Figure content listings:
——
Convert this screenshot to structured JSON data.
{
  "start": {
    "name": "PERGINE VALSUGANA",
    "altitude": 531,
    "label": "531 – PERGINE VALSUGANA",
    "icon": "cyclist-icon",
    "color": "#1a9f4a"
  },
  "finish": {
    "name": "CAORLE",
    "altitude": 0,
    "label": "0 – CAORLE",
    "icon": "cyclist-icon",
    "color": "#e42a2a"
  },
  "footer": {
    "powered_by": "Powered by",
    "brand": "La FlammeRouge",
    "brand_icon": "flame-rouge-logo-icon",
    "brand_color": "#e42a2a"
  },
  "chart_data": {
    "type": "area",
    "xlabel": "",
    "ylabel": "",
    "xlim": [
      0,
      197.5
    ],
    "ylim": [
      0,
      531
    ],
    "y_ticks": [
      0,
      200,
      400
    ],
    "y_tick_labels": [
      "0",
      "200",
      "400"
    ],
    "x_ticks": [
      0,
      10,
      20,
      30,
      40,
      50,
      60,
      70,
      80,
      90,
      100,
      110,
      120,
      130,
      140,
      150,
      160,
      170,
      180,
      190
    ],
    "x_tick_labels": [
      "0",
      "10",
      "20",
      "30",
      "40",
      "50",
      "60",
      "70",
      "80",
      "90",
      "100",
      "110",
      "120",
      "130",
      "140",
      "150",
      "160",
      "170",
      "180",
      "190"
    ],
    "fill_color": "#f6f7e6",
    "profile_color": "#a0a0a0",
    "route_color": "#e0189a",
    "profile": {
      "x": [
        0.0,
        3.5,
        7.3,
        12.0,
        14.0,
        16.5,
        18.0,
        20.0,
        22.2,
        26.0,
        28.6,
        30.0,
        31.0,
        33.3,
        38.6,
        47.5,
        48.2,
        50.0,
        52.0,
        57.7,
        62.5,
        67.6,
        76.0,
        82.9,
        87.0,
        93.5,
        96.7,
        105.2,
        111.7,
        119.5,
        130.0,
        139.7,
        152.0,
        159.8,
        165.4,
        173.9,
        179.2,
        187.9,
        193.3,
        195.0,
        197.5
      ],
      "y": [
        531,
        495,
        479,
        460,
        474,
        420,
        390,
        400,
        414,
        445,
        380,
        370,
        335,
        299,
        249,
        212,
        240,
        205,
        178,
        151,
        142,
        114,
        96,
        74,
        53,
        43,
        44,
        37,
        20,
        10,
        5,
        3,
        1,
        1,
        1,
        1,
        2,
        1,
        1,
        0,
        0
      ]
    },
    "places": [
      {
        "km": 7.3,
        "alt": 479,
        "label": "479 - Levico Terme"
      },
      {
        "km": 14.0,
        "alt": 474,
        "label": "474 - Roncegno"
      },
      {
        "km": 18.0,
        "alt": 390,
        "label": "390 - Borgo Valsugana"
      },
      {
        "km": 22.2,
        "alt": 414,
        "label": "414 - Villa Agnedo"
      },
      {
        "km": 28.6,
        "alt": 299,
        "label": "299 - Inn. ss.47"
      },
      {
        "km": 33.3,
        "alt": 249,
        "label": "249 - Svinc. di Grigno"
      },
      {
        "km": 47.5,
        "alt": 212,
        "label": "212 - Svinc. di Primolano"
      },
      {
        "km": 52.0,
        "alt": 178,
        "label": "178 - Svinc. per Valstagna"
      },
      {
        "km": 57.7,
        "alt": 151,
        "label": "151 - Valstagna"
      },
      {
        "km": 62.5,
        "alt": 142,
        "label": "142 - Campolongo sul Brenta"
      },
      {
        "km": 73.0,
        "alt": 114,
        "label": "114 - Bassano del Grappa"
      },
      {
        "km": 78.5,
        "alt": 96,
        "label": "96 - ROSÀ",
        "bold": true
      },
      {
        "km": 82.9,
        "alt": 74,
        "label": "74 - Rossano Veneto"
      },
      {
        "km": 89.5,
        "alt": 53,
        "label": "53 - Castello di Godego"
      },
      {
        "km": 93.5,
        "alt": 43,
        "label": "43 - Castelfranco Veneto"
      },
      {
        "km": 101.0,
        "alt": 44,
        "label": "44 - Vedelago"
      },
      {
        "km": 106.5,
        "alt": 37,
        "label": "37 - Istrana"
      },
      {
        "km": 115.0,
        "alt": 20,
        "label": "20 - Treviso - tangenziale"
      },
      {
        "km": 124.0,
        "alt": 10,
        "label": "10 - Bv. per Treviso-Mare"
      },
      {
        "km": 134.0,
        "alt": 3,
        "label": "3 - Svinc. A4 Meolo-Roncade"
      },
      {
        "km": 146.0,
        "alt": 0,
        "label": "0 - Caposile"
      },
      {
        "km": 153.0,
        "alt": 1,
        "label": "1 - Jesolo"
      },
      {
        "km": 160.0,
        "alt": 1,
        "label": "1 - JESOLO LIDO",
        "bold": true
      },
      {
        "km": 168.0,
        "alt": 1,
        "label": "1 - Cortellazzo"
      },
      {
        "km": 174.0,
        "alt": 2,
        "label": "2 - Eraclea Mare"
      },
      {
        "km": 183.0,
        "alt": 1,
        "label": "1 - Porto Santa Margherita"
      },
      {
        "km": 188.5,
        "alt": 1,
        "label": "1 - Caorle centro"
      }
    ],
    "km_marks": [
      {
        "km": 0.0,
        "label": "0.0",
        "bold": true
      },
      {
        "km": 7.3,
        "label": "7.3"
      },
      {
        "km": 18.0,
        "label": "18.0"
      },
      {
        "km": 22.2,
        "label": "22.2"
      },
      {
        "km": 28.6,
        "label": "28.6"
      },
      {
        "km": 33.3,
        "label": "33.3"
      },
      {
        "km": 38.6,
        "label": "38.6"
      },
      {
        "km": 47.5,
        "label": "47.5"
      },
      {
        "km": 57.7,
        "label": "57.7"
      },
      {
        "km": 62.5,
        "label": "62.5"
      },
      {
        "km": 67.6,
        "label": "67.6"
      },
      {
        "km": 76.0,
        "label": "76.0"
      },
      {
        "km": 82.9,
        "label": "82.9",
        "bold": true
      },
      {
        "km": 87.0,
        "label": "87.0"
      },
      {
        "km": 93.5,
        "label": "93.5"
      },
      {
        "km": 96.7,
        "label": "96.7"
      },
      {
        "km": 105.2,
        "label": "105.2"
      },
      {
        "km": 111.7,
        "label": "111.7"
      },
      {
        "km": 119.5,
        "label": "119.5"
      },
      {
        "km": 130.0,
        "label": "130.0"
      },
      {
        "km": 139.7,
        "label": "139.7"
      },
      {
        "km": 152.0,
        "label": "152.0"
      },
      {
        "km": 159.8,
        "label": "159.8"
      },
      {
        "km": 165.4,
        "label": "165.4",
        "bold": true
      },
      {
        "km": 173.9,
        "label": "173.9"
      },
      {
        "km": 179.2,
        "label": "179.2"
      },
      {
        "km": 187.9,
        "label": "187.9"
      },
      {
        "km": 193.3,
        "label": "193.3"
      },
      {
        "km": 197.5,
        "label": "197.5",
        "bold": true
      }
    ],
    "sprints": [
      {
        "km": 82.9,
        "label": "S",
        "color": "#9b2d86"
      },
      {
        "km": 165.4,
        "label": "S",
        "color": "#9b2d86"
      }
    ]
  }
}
——
PROMPT:
Reproduce all the data word for word.

RESULT:
Convert this screenshot to structured JSON data.
{
  "start": {
    "name": "PERGINE VALSUGANA",
    "altitude": 531,
    "label": "531 – PERGINE VALSUGANA",
    "icon": "cyclist-icon",
    "color": "#1a9f4a"
  },
  "finish": {
    "name": "CAORLE",
    "altitude": 0,
    "label": "0 – CAORLE",
    "icon": "cyclist-icon",
    "color": "#e42a2a"
  },
  "footer": {
    "powered_by": "Powered by",
    "brand": "La FlammeRouge",
    "brand_icon": "flame-rouge-logo-icon",
    "brand_color": "#e42a2a"
  },
  "chart_data": {
    "type": "area",
    "xlabel": "",
    "ylabel": "",
    "xlim": [
      0,
      197.5
    ],
    "ylim": [
      0,
      531
    ],
    "y_ticks": [
      0,
      200,
      400
    ],
    "y_tick_labels": [
      "0",
      "200",
      "400"
    ],
    "x_ticks": [
      0,
      10,
      20,
      30,
      40,
      50,
      60,
      70,
      80,
      90,
      100,
      110,
      120,
      130,
      140,
      150,
      160,
      170,
      180,
      190
    ],
    "x_tick_labels": [
      "0",
      "10",
      "20",
      "30",
      "40",
      "50",
      "60",
      "70",
      "80",
      "90",
      "100",
      "110",
      "120",
      "130",
      "140",
      "150",
      "160",
      "170",
      "180",
      "190"
    ],
    "fill_color": "#f6f7e6",
    "profile_color": "#a0a0a0",
    "route_color": "#e0189a",
    "profile": {
      "x": [
        0.0,
        3.5,
        7.3,
        12.0,
        14.0,
        16.5,
        18.0,
        20.0,
        22.2,
        26.0,
        28.6,
        30.0,
        31.0,
        33.3,
        38.6,
        47.5,
        48.2,
        50.0,
        52.0,
        57.7,
        62.5,
        67.6,
        76.0,
        82.9,
        87.0,
        93.5,
        96.7,
        105.2,
        111.7,
        119.5,
        130.0,
        139.7,
        152.0,
        159.8,
        165.4,
        173.9,
        179.2,
        187.9,
        193.3,
        195.0,
        197.5
      ],
      "y": [
        531,
        495,
        479,
        460,
        474,
        420,
        390,
        400,
        414,
        445,
        380,
        370,
        335,
        299,
        249,
        212,
        240,
        205,
        178,
        151,
        142,
        114,
        96,
        74,
        53,
        43,
        44,
        37,
        20,
        10,
        5,
        3,
        1,
        1,
        1,
        1,
        2,
        1,
        1,
        0,
        0
      ]
    },
    "places": [
      {
        "km": 7.3,
        "alt": 479,
        "label": "479 - Levico Terme"
      },
      {
        "km": 14.0,
        "alt": 474,
        "label": "474 - Roncegno"
      },
      {
        "km": 18.0,
        "alt": 390,
        "label": "390 - Borgo Valsugana"
      },
      {
        "km": 22.2,
        "alt": 414,
        "label": "414 - Villa Agnedo"
      },
      {
        "km": 28.6,
        "alt": 299,
        "label": "299 - Inn. ss.47"
      },
      {
        "km": 33.3,
        "alt": 249,
        "label": "249 - Svinc. di Grigno"
      },
      {
        "km": 47.5,
        "alt": 212,
        "label": "212 - Svinc. di Primolano"
      },
      {
        "km": 52.0,
        "alt": 178,
        "label": "178 - Svinc. per Valstagna"
      },
      {
        "km": 57.7,
        "alt": 151,
        "label": "151 - Valstagna"
      },
      {
        "km": 62.5,
        "alt": 142,
        "label": "142 - Campolongo sul Brenta"
      },
      {
        "km": 73.0,
        "alt": 114,
        "label": "114 - Bassano del Grappa"
      },
      {
        "km": 78.5,
        "alt": 96,
        "label": "96 - ROSÀ",
        "bold": true
      },
      {
        "km": 82.9,
        "alt": 74,
        "label": "74 - Rossano Veneto"
      },
      {
        "km": 89.5,
        "alt": 53,
        "label": "53 - Castello di Godego"
      },
      {
        "km": 93.5,
        "alt": 43,
        "label": "43 - Castelfranco Veneto"
      },
      {
        "km": 101.0,
        "alt": 44,
        "label": "44 - Vedelago"
      },
      {
        "km": 106.5,
        "alt": 37,
        "label": "37 - Istrana"
      },
      {
        "km": 115.0,
        "alt": 20,
        "label": "20 - Treviso - tangenziale"
      },
      {
        "km": 124.0,
        "alt": 10,
        "label": "10 - Bv. per Treviso-Mare"
      },
      {
        "km": 134.0,
        "alt": 3,
        "label": "3 - Svinc. A4 Meolo-Roncade"
      },
      {
        "km": 146.0,
        "alt": 0,
        "label": "0 - Caposile"
      },
      {
        "km": 153.0,
        "alt": 1,
        "label": "1 - Jesolo"
      },
      {
        "km": 160.0,
        "alt": 1,
        "label": "1 - JESOLO LIDO",
        "bold": true
      },
      {
        "km": 168.0,
        "alt": 1,
        "label": "1 - Cortellazzo"
      },
      {
        "km": 174.0,
        "alt": 2,
        "label": "2 - Eraclea Mare"
      },
      {
        "km": 183.0,
        "alt": 1,
        "label": "1 - Porto Santa Margherita"
      },
      {
        "km": 188.5,
        "alt": 1,
        "label": "1 - Caorle centro"
      }
    ],
    "km_marks": [
      {
        "km": 0.0,
        "label": "0.0",
        "bold": true
      },
      {
        "km": 7.3,
        "label": "7.3"
      },
      {
        "km": 18.0,
        "label": "18.0"
      },
      {
        "km": 22.2,
        "label": "22.2"
      },
      {
        "km": 28.6,
        "label": "28.6"
      },
      {
        "km": 33.3,
        "label": "33.3"
      },
      {
        "km": 38.6,
        "label": "38.6"
      },
      {
        "km": 47.5,
        "label": "47.5"
      },
      {
        "km": 57.7,
        "label": "57.7"
      },
      {
        "km": 62.5,
        "label": "62.5"
      },
      {
        "km": 67.6,
        "label": "67.6"
      },
      {
        "km": 76.0,
        "label": "76.0"
      },
      {
        "km": 82.9,
        "label": "82.9",
        "bold": true
      },
      {
        "km": 87.0,
        "label": "87.0"
      },
      {
        "km": 93.5,
        "label": "93.5"
      },
      {
        "km": 96.7,
        "label": "96.7"
      },
      {
        "km": 105.2,
        "label": "105.2"
      },
      {
        "km": 111.7,
        "label": "111.7"
      },
      {
        "km": 119.5,
        "label": "119.5"
      },
      {
        "km": 130.0,
        "label": "130.0"
      },
      {
        "km": 139.7,
        "label": "139.7"
      },
      {
        "km": 152.0,
        "label": "152.0"
      },
      {
        "km": 159.8,
        "label": "159.8"
      },
      {
        "km": 165.4,
        "label": "165.4",
        "bold": true
      },
      {
        "km": 173.9,
        "label": "173.9"
      },
      {
        "km": 179.2,
        "label": "179.2"
      },
      {
        "km": 187.9,
        "label": "187.9"
      },
      {
        "km": 193.3,
        "label": "193.3"
      },
      {
        "km": 197.5,
        "label": "197.5",
        "bold": true
      }
    ],
    "sprints": [
      {
        "km": 82.9,
        "label": "S",
        "color": "#9b2d86"
      },
      {
        "km": 165.4,
        "label": "S",
        "color": "#9b2d86"
      }
    ]
  }
}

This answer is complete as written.